== EXERCISE INPUT ==
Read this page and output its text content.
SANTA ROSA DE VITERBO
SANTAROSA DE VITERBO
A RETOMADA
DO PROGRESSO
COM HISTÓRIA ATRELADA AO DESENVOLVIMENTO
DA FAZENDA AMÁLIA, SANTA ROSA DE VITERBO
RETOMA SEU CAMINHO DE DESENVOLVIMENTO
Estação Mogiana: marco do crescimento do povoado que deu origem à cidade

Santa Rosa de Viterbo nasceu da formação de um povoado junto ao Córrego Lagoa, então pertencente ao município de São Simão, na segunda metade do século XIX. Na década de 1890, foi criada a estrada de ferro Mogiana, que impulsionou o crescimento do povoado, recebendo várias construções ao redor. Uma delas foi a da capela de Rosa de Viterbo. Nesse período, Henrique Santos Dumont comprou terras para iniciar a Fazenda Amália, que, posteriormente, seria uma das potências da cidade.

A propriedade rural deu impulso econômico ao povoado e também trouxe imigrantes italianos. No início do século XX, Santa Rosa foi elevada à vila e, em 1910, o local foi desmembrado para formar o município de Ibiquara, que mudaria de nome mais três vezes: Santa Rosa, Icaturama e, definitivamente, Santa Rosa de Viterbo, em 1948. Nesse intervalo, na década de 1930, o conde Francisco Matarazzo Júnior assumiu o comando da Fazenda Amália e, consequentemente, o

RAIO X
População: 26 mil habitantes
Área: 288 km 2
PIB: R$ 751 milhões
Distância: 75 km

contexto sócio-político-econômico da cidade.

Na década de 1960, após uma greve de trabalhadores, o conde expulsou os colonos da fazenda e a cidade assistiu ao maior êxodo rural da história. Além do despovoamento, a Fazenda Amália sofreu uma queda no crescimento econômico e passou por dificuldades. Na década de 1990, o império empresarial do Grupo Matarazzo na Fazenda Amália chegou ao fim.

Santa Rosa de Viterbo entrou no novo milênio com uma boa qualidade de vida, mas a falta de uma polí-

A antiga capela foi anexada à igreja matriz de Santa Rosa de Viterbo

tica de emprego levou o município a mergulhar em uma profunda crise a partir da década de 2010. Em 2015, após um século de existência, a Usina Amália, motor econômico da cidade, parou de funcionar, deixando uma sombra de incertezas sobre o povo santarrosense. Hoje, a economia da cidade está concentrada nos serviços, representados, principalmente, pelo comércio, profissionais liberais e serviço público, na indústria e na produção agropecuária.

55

== WRITTEN TASK ==
Each line above must be printed exactly as it appears.

== EXPECTED ANSWER ==
Read this page and output its text content.
SANTA ROSA DE VITERBO
SANTAROSA DE VITERBO
A RETOMADA
DO PROGRESSO
COM HISTÓRIA ATRELADA AO DESENVOLVIMENTO
DA FAZENDA AMÁLIA, SANTA ROSA DE VITERBO
RETOMA SEU CAMINHO DE DESENVOLVIMENTO
Estação Mogiana: marco do crescimento do povoado que deu origem à cidade

Santa Rosa de Viterbo nasceu da formação de um povoado junto ao Córrego Lagoa, então pertencente ao município de São Simão, na segunda metade do século XIX. Na década de 1890, foi criada a estrada de ferro Mogiana, que impulsionou o crescimento do povoado, recebendo várias construções ao redor. Uma delas foi a da capela de Rosa de Viterbo. Nesse período, Henrique Santos Dumont comprou terras para iniciar a Fazenda Amália, que, posteriormente, seria uma das potências da cidade.

A propriedade rural deu impulso econômico ao povoado e também trouxe imigrantes italianos. No início do século XX, Santa Rosa foi elevada à vila e, em 1910, o local foi desmembrado para formar o município de Ibiquara, que mudaria de nome mais três vezes: Santa Rosa, Icaturama e, definitivamente, Santa Rosa de Viterbo, em 1948. Nesse intervalo, na década de 1930, o conde Francisco Matarazzo Júnior assumiu o comando da Fazenda Amália e, consequentemente, o

RAIO X
População: 26 mil habitantes
Área: 288 km 2
PIB: R$ 751 milhões
Distância: 75 km

contexto sócio-político-econômico da cidade.

Na década de 1960, após uma greve de trabalhadores, o conde expulsou os colonos da fazenda e a cidade assistiu ao maior êxodo rural da história. Além do despovoamento, a Fazenda Amália sofreu uma queda no crescimento econômico e passou por dificuldades. Na década de 1990, o império empresarial do Grupo Matarazzo na Fazenda Amália chegou ao fim.

Santa Rosa de Viterbo entrou no novo milênio com uma boa qualidade de vida, mas a falta de uma polí-

A antiga capela foi anexada à igreja matriz de Santa Rosa de Viterbo

tica de emprego levou o município a mergulhar em uma profunda crise a partir da década de 2010. Em 2015, após um século de existência, a Usina Amália, motor econômico da cidade, parou de funcionar, deixando uma sombra de incertezas sobre o povo santarrosense. Hoje, a economia da cidade está concentrada nos serviços, representados, principalmente, pelo comércio, profissionais liberais e serviço público, na indústria e na produção agropecuária.

55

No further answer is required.